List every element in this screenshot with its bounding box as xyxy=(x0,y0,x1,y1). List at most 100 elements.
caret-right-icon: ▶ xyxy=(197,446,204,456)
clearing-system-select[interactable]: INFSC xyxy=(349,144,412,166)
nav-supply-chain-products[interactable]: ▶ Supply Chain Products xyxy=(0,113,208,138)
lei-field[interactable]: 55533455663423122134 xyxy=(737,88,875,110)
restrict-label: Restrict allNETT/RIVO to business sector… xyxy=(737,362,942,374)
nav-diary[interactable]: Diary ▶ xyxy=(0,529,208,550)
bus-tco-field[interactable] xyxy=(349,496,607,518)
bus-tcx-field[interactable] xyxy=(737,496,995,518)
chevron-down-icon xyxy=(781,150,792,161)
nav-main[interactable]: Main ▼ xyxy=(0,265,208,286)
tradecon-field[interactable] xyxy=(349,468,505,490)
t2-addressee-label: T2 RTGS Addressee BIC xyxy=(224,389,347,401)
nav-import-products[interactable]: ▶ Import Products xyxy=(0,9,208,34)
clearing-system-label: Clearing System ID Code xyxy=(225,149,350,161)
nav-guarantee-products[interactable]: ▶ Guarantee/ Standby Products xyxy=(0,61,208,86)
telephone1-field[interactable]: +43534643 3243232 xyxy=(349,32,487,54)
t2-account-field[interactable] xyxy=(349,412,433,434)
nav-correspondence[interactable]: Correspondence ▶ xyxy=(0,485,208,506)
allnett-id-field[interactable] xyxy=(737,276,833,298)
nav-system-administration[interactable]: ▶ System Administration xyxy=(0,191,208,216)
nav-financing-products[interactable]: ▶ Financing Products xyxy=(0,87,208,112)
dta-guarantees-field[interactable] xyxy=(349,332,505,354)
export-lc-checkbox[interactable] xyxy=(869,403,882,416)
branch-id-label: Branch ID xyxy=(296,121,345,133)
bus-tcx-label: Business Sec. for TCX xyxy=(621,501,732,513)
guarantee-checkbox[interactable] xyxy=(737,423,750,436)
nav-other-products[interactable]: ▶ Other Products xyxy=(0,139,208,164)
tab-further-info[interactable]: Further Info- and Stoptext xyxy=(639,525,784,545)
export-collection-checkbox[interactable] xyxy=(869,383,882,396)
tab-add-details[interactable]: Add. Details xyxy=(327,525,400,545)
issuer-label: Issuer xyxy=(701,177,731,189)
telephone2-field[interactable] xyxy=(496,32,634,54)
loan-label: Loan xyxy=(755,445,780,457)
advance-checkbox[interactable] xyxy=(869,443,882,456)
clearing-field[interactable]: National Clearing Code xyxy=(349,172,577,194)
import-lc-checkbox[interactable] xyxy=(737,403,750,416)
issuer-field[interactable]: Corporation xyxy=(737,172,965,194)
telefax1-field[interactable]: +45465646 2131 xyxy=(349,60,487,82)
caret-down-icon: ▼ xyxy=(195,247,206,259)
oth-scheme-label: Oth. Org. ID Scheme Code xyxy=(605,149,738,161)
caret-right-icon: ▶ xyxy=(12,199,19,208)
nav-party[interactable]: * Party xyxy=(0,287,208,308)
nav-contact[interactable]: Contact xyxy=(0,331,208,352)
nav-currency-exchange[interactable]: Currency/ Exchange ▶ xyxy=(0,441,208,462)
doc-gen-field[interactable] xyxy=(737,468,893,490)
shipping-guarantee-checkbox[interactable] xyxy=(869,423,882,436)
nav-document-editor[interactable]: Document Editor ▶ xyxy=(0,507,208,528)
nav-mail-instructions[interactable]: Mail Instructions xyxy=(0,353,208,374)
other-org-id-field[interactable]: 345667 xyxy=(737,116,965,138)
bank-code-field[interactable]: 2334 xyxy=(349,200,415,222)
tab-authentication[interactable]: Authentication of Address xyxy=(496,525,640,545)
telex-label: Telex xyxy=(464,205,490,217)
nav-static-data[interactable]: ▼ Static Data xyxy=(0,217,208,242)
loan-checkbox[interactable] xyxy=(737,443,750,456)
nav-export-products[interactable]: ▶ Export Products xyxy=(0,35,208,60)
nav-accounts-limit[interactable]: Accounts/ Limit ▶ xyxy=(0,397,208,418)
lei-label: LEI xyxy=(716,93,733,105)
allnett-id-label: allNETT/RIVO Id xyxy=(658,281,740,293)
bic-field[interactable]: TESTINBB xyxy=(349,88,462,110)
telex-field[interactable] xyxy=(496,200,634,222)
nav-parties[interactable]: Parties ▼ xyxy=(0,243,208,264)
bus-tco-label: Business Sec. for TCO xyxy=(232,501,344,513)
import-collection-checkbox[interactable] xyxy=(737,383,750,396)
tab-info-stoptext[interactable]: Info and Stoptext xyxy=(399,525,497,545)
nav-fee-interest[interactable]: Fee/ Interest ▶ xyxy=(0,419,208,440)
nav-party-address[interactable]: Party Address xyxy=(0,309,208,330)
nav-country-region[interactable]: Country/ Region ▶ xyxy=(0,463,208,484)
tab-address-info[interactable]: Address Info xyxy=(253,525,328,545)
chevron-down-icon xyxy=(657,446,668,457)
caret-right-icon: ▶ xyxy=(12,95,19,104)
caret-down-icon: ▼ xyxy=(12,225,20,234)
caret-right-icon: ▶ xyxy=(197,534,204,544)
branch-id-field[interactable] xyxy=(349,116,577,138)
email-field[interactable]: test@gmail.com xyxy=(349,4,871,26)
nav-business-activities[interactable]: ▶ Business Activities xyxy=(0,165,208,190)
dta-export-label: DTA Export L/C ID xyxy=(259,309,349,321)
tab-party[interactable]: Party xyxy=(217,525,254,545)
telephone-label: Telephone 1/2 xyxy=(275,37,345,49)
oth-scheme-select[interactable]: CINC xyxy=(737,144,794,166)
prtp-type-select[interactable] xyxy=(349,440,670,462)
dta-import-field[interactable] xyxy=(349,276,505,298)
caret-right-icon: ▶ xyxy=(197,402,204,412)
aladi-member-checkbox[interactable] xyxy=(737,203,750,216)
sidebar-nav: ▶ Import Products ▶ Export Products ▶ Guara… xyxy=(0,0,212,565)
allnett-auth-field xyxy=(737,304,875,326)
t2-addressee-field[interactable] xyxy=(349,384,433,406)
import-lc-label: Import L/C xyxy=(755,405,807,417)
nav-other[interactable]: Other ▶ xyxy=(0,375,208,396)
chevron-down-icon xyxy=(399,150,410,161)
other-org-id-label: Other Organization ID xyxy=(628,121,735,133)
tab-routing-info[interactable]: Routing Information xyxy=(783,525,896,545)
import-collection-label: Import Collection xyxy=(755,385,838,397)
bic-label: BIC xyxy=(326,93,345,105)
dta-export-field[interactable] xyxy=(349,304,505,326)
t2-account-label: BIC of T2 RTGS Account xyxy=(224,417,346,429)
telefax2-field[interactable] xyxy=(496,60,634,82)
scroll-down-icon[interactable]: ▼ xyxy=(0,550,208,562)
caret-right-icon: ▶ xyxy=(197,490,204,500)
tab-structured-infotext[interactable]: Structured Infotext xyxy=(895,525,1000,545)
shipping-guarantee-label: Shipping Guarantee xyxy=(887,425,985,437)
....
SHORT PROBLEM:
Please convert the lines above into a numbered list, omitting any blank lines.

RESULT FOR THIS TASK:
1. List every element in this screenshot with its bounding box as xyxy=(x0,y0,x1,y1). List at most 100 elements.
2. caret-right-icon: ▶ xyxy=(197,446,204,456)
3. clearing-system-select[interactable]: INFSC xyxy=(349,144,412,166)
4. nav-supply-chain-products[interactable]: ▶ Supply Chain Products xyxy=(0,113,208,138)
5. lei-field[interactable]: 55533455663423122134 xyxy=(737,88,875,110)
6. restrict-label: Restrict allNETT/RIVO to business sector… xyxy=(737,362,942,374)
7. nav-diary[interactable]: Diary ▶ xyxy=(0,529,208,550)
8. bus-tco-field[interactable] xyxy=(349,496,607,518)
9. bus-tcx-field[interactable] xyxy=(737,496,995,518)
10. chevron-down-icon xyxy=(781,150,792,161)
11. nav-main[interactable]: Main ▼ xyxy=(0,265,208,286)
12. tradecon-field[interactable] xyxy=(349,468,505,490)
13. t2-addressee-label: T2 RTGS Addressee BIC xyxy=(224,389,347,401)
14. nav-import-products[interactable]: ▶ Import Products xyxy=(0,9,208,34)
15. clearing-system-label: Clearing System ID Code xyxy=(225,149,350,161)
16. nav-guarantee-products[interactable]: ▶ Guarantee/ Standby Products xyxy=(0,61,208,86)
17. telephone1-field[interactable]: +43534643 3243232 xyxy=(349,32,487,54)
18. t2-account-field[interactable] xyxy=(349,412,433,434)
19. nav-correspondence[interactable]: Correspondence ▶ xyxy=(0,485,208,506)
20. allnett-id-field[interactable] xyxy=(737,276,833,298)
21. nav-system-administration[interactable]: ▶ System Administration xyxy=(0,191,208,216)
22. nav-financing-products[interactable]: ▶ Financing Products xyxy=(0,87,208,112)
23. dta-guarantees-field[interactable] xyxy=(349,332,505,354)
24. export-lc-checkbox[interactable] xyxy=(869,403,882,416)
25. branch-id-label: Branch ID xyxy=(296,121,345,133)
26. bus-tcx-label: Business Sec. for TCX xyxy=(621,501,732,513)
27. guarantee-checkbox[interactable] xyxy=(737,423,750,436)
28. nav-other-products[interactable]: ▶ Other Products xyxy=(0,139,208,164)
29. tab-further-info[interactable]: Further Info- and Stoptext xyxy=(639,525,784,545)
30. export-collection-checkbox[interactable] xyxy=(869,383,882,396)
31. tab-add-details[interactable]: Add. Details xyxy=(327,525,400,545)
32. issuer-label: Issuer xyxy=(701,177,731,189)
33. telephone2-field[interactable] xyxy=(496,32,634,54)
34. loan-label: Loan xyxy=(755,445,780,457)
35. advance-checkbox[interactable] xyxy=(869,443,882,456)
36. clearing-field[interactable]: National Clearing Code xyxy=(349,172,577,194)
37. import-lc-checkbox[interactable] xyxy=(737,403,750,416)
38. issuer-field[interactable]: Corporation xyxy=(737,172,965,194)
39. telefax1-field[interactable]: +45465646 2131 xyxy=(349,60,487,82)
40. caret-down-icon: ▼ xyxy=(195,247,206,259)
41. oth-scheme-label: Oth. Org. ID Scheme Code xyxy=(605,149,738,161)
42. caret-right-icon: ▶ xyxy=(12,199,19,208)
43. nav-party[interactable]: * Party xyxy=(0,287,208,308)
44. nav-contact[interactable]: Contact xyxy=(0,331,208,352)
45. nav-currency-exchange[interactable]: Currency/ Exchange ▶ xyxy=(0,441,208,462)
46. doc-gen-field[interactable] xyxy=(737,468,893,490)
47. shipping-guarantee-checkbox[interactable] xyxy=(869,423,882,436)
48. nav-document-editor[interactable]: Document Editor ▶ xyxy=(0,507,208,528)
49. nav-mail-instructions[interactable]: Mail Instructions xyxy=(0,353,208,374)
50. other-org-id-field[interactable]: 345667 xyxy=(737,116,965,138)
51. bank-code-field[interactable]: 2334 xyxy=(349,200,415,222)
52. tab-authentication[interactable]: Authentication of Address xyxy=(496,525,640,545)
53. telex-label: Telex xyxy=(464,205,490,217)
54. nav-static-data[interactable]: ▼ Static Data xyxy=(0,217,208,242)
55. loan-checkbox[interactable] xyxy=(737,443,750,456)
56. nav-export-products[interactable]: ▶ Export Products xyxy=(0,35,208,60)
57. nav-accounts-limit[interactable]: Accounts/ Limit ▶ xyxy=(0,397,208,418)
58. lei-label: LEI xyxy=(716,93,733,105)
59. allnett-id-label: allNETT/RIVO Id xyxy=(658,281,740,293)
60. bic-field[interactable]: TESTINBB xyxy=(349,88,462,110)
61. telex-field[interactable] xyxy=(496,200,634,222)
62. nav-parties[interactable]: Parties ▼ xyxy=(0,243,208,264)
63. bus-tco-label: Business Sec. for TCO xyxy=(232,501,344,513)
64. import-collection-checkbox[interactable] xyxy=(737,383,750,396)
65. tab-info-stoptext[interactable]: Info and Stoptext xyxy=(399,525,497,545)
66. nav-fee-interest[interactable]: Fee/ Interest ▶ xyxy=(0,419,208,440)
67. nav-party-address[interactable]: Party Address xyxy=(0,309,208,330)
68. nav-country-region[interactable]: Country/ Region ▶ xyxy=(0,463,208,484)
69. tab-address-info[interactable]: Address Info xyxy=(253,525,328,545)
70. chevron-down-icon xyxy=(657,446,668,457)
71. caret-right-icon: ▶ xyxy=(12,95,19,104)
72. caret-down-icon: ▼ xyxy=(12,225,20,234)
73. caret-right-icon: ▶ xyxy=(197,534,204,544)
74. branch-id-field[interactable] xyxy=(349,116,577,138)
75. email-field[interactable]: test@gmail.com xyxy=(349,4,871,26)
76. nav-business-activities[interactable]: ▶ Business Activities xyxy=(0,165,208,190)
77. dta-export-label: DTA Export L/C ID xyxy=(259,309,349,321)
78. tab-party[interactable]: Party xyxy=(217,525,254,545)
79. telephone-label: Telephone 1/2 xyxy=(275,37,345,49)
80. oth-scheme-select[interactable]: CINC xyxy=(737,144,794,166)
81. prtp-type-select[interactable] xyxy=(349,440,670,462)
82. dta-import-field[interactable] xyxy=(349,276,505,298)
83. caret-right-icon: ▶ xyxy=(197,402,204,412)
84. aladi-member-checkbox[interactable] xyxy=(737,203,750,216)
85. sidebar-nav: ▶ Import Products ▶ Export Products ▶ Guara… xyxy=(0,0,212,565)
86. allnett-auth-field xyxy=(737,304,875,326)
87. t2-addressee-field[interactable] xyxy=(349,384,433,406)
88. import-lc-label: Import L/C xyxy=(755,405,807,417)
89. nav-other[interactable]: Other ▶ xyxy=(0,375,208,396)
90. chevron-down-icon xyxy=(399,150,410,161)
91. other-org-id-label: Other Organization ID xyxy=(628,121,735,133)
92. tab-routing-info[interactable]: Routing Information xyxy=(783,525,896,545)
93. import-collection-label: Import Collection xyxy=(755,385,838,397)
94. bic-label: BIC xyxy=(326,93,345,105)
95. dta-export-field[interactable] xyxy=(349,304,505,326)
96. t2-account-label: BIC of T2 RTGS Account xyxy=(224,417,346,429)
97. telefax2-field[interactable] xyxy=(496,60,634,82)
98. scroll-down-icon[interactable]: ▼ xyxy=(0,550,208,562)
99. caret-right-icon: ▶ xyxy=(197,490,204,500)
100. tab-structured-infotext[interactable]: Structured Infotext xyxy=(895,525,1000,545)
101. shipping-guarantee-label: Shipping Guarantee xyxy=(887,425,985,437)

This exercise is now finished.